**WHAT YOU NEED TO DO**.
Send back the records in full, character for character.

Lines of data
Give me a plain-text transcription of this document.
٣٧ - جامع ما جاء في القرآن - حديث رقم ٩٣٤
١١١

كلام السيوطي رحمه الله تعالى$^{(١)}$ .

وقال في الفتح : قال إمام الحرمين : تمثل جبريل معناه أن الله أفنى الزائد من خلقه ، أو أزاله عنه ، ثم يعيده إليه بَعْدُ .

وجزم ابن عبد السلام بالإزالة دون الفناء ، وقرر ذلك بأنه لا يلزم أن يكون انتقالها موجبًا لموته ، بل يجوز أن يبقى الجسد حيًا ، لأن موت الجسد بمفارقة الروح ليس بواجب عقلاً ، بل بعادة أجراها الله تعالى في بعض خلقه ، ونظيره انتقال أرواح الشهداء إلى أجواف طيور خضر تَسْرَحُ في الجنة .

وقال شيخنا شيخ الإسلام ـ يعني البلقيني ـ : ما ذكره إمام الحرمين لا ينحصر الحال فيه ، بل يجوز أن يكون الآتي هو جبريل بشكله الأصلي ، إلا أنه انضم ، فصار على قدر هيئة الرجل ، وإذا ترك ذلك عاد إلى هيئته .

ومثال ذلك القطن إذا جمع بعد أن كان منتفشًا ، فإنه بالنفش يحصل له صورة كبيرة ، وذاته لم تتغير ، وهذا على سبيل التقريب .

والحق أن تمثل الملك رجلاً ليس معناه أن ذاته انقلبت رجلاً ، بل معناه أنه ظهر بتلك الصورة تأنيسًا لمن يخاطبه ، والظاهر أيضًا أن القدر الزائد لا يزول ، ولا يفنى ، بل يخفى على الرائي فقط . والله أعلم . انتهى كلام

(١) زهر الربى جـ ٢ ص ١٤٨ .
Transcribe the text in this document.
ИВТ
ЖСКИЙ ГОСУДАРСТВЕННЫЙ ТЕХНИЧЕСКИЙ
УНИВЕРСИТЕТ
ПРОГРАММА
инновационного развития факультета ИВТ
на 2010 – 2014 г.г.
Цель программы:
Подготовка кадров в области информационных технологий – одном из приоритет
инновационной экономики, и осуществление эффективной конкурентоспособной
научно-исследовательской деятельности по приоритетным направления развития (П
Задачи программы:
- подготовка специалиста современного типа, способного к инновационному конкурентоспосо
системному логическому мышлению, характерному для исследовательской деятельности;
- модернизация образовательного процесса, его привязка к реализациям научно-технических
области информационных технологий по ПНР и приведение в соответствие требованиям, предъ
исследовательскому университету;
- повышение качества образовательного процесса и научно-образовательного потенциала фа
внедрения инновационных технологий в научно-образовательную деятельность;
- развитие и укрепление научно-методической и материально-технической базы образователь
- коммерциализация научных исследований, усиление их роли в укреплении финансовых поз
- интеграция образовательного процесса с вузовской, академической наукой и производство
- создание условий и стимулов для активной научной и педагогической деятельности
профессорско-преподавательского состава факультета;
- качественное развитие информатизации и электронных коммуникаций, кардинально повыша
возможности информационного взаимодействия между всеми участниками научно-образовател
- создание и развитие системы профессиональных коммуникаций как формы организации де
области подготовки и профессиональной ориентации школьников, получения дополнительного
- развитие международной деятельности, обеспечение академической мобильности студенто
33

**CORRECT RESULT**.
Give me a plain-text transcription of this document.
٣٧ - جامع ما جاء في القرآن - حديث رقم ٩٣٤
١١١

كلام السيوطي رحمه الله تعالى$^{(١)}$ .

وقال في الفتح : قال إمام الحرمين : تمثل جبريل معناه أن الله أفنى الزائد من خلقه ، أو أزاله عنه ، ثم يعيده إليه بَعْدُ .

وجزم ابن عبد السلام بالإزالة دون الفناء ، وقرر ذلك بأنه لا يلزم أن يكون انتقالها موجبًا لموته ، بل يجوز أن يبقى الجسد حيًا ، لأن موت الجسد بمفارقة الروح ليس بواجب عقلاً ، بل بعادة أجراها الله تعالى في بعض خلقه ، ونظيره انتقال أرواح الشهداء إلى أجواف طيور خضر تَسْرَحُ في الجنة .

وقال شيخنا شيخ الإسلام ـ يعني البلقيني ـ : ما ذكره إمام الحرمين لا ينحصر الحال فيه ، بل يجوز أن يكون الآتي هو جبريل بشكله الأصلي ، إلا أنه انضم ، فصار على قدر هيئة الرجل ، وإذا ترك ذلك عاد إلى هيئته .

ومثال ذلك القطن إذا جمع بعد أن كان منتفشًا ، فإنه بالنفش يحصل له صورة كبيرة ، وذاته لم تتغير ، وهذا على سبيل التقريب .

والحق أن تمثل الملك رجلاً ليس معناه أن ذاته انقلبت رجلاً ، بل معناه أنه ظهر بتلك الصورة تأنيسًا لمن يخاطبه ، والظاهر أيضًا أن القدر الزائد لا يزول ، ولا يفنى ، بل يخفى على الرائي فقط . والله أعلم . انتهى كلام

(١) زهر الربى جـ ٢ ص ١٤٨ .
Transcribe the text in this document.
ИВТ
ЖСКИЙ ГОСУДАРСТВЕННЫЙ ТЕХНИЧЕСКИЙ
УНИВЕРСИТЕТ
ПРОГРАММА
инновационного развития факультета ИВТ
на 2010 – 2014 г.г.
Цель программы:
Подготовка кадров в области информационных технологий – одном из приоритет
инновационной экономики, и осуществление эффективной конкурентоспособной
научно-исследовательской деятельности по приоритетным направления развития (П
Задачи программы:
- подготовка специалиста современного типа, способного к инновационному конкурентоспосо
системному логическому мышлению, характерному для исследовательской деятельности;
- модернизация образовательного процесса, его привязка к реализациям научно-технических
области информационных технологий по ПНР и приведение в соответствие требованиям, предъ
исследовательскому университету;
- повышение качества образовательного процесса и научно-образовательного потенциала фа
внедрения инновационных технологий в научно-образовательную деятельность;
- развитие и укрепление научно-методической и материально-технической базы образователь
- коммерциализация научных исследований, усиление их роли в укреплении финансовых поз
- интеграция образовательного процесса с вузовской, академической наукой и производство
- создание условий и стимулов для активной научной и педагогической деятельности
профессорско-преподавательского состава факультета;
- качественное развитие информатизации и электронных коммуникаций, кардинально повыша
возможности информационного взаимодействия между всеми участниками научно-образовател
- создание и развитие системы профессиональных коммуникаций как формы организации де
области подготовки и профессиональной ориентации школьников, получения дополнительного
- развитие международной деятельности, обеспечение академической мобильности студенто
33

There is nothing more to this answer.